Work to complete – Any pictures in the records below should be skipped; write out everything else exactly.

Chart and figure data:
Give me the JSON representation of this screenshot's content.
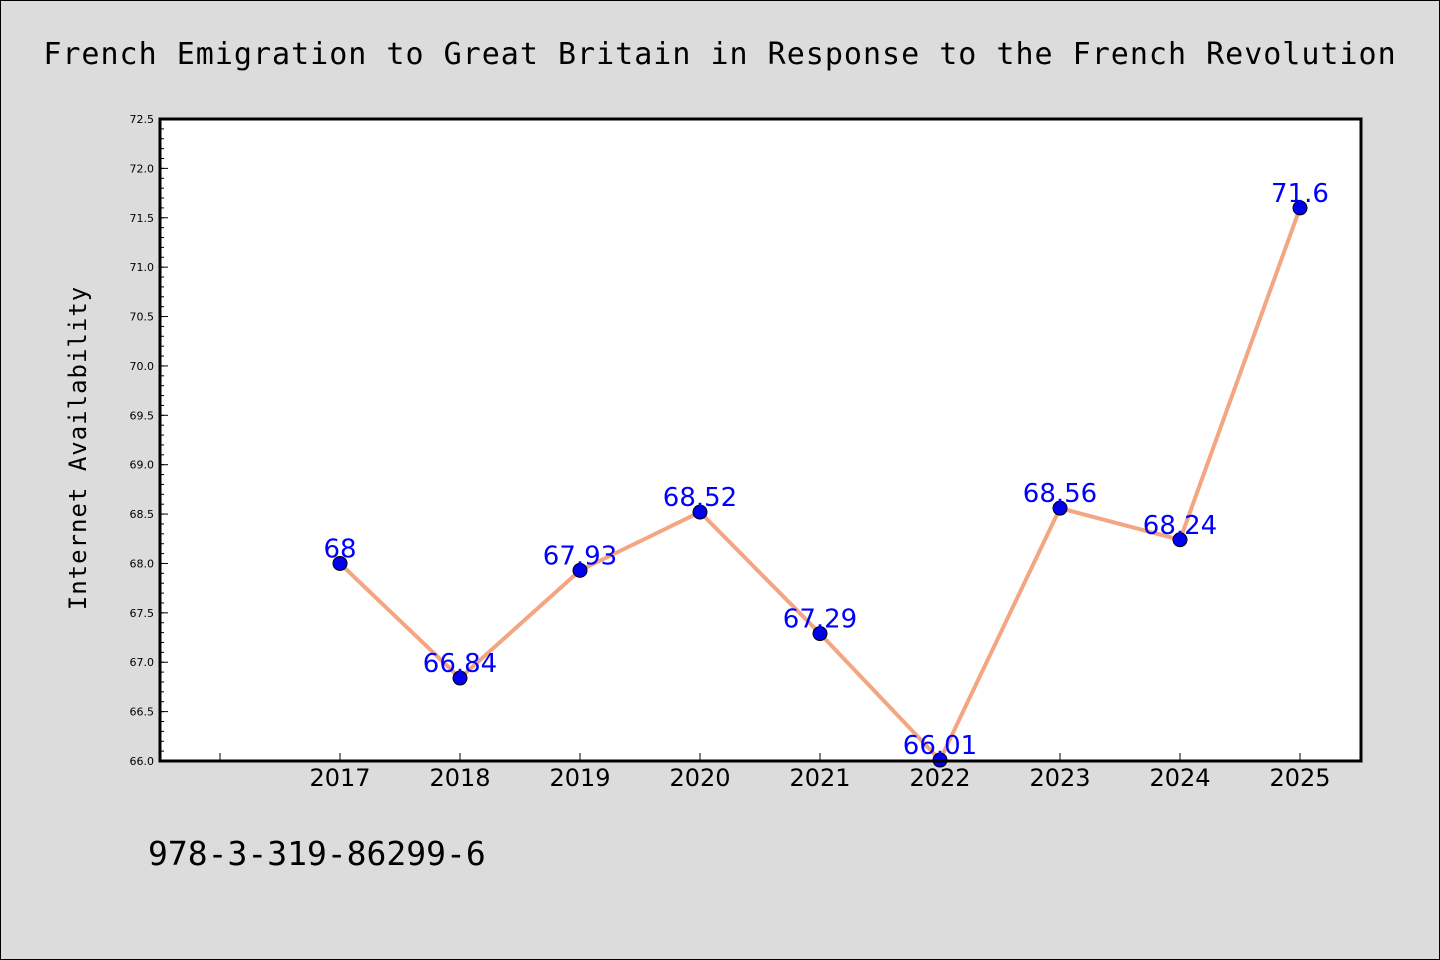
{
  "chart_data": {
    "type": "line",
    "title": "French Emigration to Great Britain in Response to the French Revolution",
    "xlabel": "",
    "ylabel": "Internet Availability",
    "categories": [
      "2017",
      "2018",
      "2019",
      "2020",
      "2021",
      "2022",
      "2023",
      "2024",
      "2025"
    ],
    "values": [
      68,
      66.84,
      67.93,
      68.52,
      67.29,
      66.01,
      68.56,
      68.24,
      71.6
    ],
    "data_labels": [
      "68",
      "66.84",
      "67.93",
      "68.52",
      "67.29",
      "66.01",
      "68.56",
      "68.24",
      "71.6"
    ],
    "ylim": [
      66.0,
      72.5
    ],
    "yticks": [
      "66.0",
      "66.5",
      "67.0",
      "67.5",
      "68.0",
      "68.5",
      "69.0",
      "69.5",
      "70.0",
      "70.5",
      "71.0",
      "71.5",
      "72.0",
      "72.5"
    ],
    "grid": false,
    "legend": "none",
    "colors": {
      "line": "#f4a582",
      "marker": "#0000ee",
      "label": "#0000ff",
      "background": "#dcdcdc",
      "plot_background": "#ffffff"
    }
  },
  "footer_text": "978-3-319-86299-6"
}
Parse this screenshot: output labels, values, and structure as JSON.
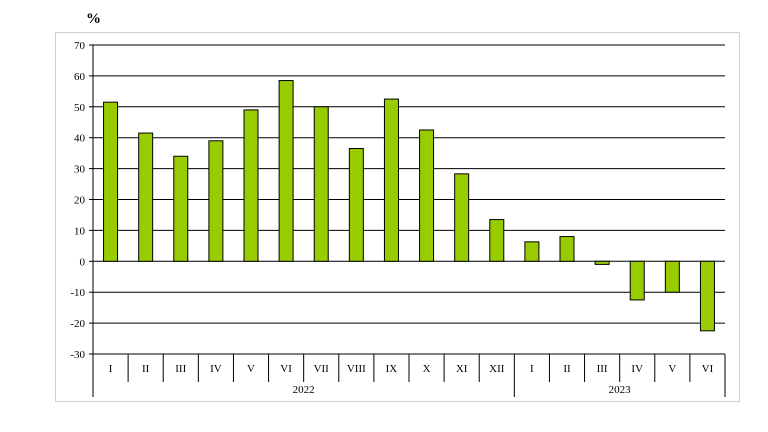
{
  "chart_data": {
    "type": "bar",
    "unit_label": "%",
    "ylim": [
      -30,
      70
    ],
    "yticks": [
      -30,
      -20,
      -10,
      0,
      10,
      20,
      30,
      40,
      50,
      60,
      70
    ],
    "grid": true,
    "categories": [
      "I",
      "II",
      "III",
      "IV",
      "V",
      "VI",
      "VII",
      "VIII",
      "IX",
      "X",
      "XI",
      "XII",
      "I",
      "II",
      "III",
      "IV",
      "V",
      "VI"
    ],
    "groups": [
      {
        "label": "2022",
        "count": 12
      },
      {
        "label": "2023",
        "count": 6
      }
    ],
    "values": [
      51.5,
      41.5,
      34,
      39,
      49,
      58.5,
      50,
      36.5,
      52.5,
      42.5,
      28.3,
      13.5,
      6.3,
      8,
      -1,
      -12.5,
      -10,
      -22.5
    ],
    "colors": {
      "bar": "#99cc00",
      "bar_stroke": "#000000",
      "grid": "#000000",
      "axis": "#000000"
    }
  }
}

Expected output –
Give me the JSON representation of this screenshot's content.
{
  "chart_data": {
    "type": "line",
    "title": "French Emigration to Great Britain in Response to the French Revolution",
    "xlabel": "",
    "ylabel": "Internet Availability",
    "categories": [
      "2017",
      "2018",
      "2019",
      "2020",
      "2021",
      "2022",
      "2023",
      "2024",
      "2025"
    ],
    "values": [
      68,
      66.84,
      67.93,
      68.52,
      67.29,
      66.01,
      68.56,
      68.24,
      71.6
    ],
    "data_labels": [
      "68",
      "66.84",
      "67.93",
      "68.52",
      "67.29",
      "66.01",
      "68.56",
      "68.24",
      "71.6"
    ],
    "ylim": [
      66.0,
      72.5
    ],
    "yticks": [
      "66.0",
      "66.5",
      "67.0",
      "67.5",
      "68.0",
      "68.5",
      "69.0",
      "69.5",
      "70.0",
      "70.5",
      "71.0",
      "71.5",
      "72.0",
      "72.5"
    ],
    "grid": false,
    "legend": "none",
    "colors": {
      "line": "#f4a582",
      "marker": "#0000ee",
      "label": "#0000ff",
      "background": "#dcdcdc",
      "plot_background": "#ffffff"
    }
  },
  "footer_text": "978-3-319-86299-6"
}
Parse this screenshot: output labels, values, and structure as JSON.
{
  "chart_data": {
    "type": "bar",
    "unit_label": "%",
    "ylim": [
      -30,
      70
    ],
    "yticks": [
      -30,
      -20,
      -10,
      0,
      10,
      20,
      30,
      40,
      50,
      60,
      70
    ],
    "grid": true,
    "categories": [
      "I",
      "II",
      "III",
      "IV",
      "V",
      "VI",
      "VII",
      "VIII",
      "IX",
      "X",
      "XI",
      "XII",
      "I",
      "II",
      "III",
      "IV",
      "V",
      "VI"
    ],
    "groups": [
      {
        "label": "2022",
        "count": 12
      },
      {
        "label": "2023",
        "count": 6
      }
    ],
    "values": [
      51.5,
      41.5,
      34,
      39,
      49,
      58.5,
      50,
      36.5,
      52.5,
      42.5,
      28.3,
      13.5,
      6.3,
      8,
      -1,
      -12.5,
      -10,
      -22.5
    ],
    "colors": {
      "bar": "#99cc00",
      "bar_stroke": "#000000",
      "grid": "#000000",
      "axis": "#000000"
    }
  }
}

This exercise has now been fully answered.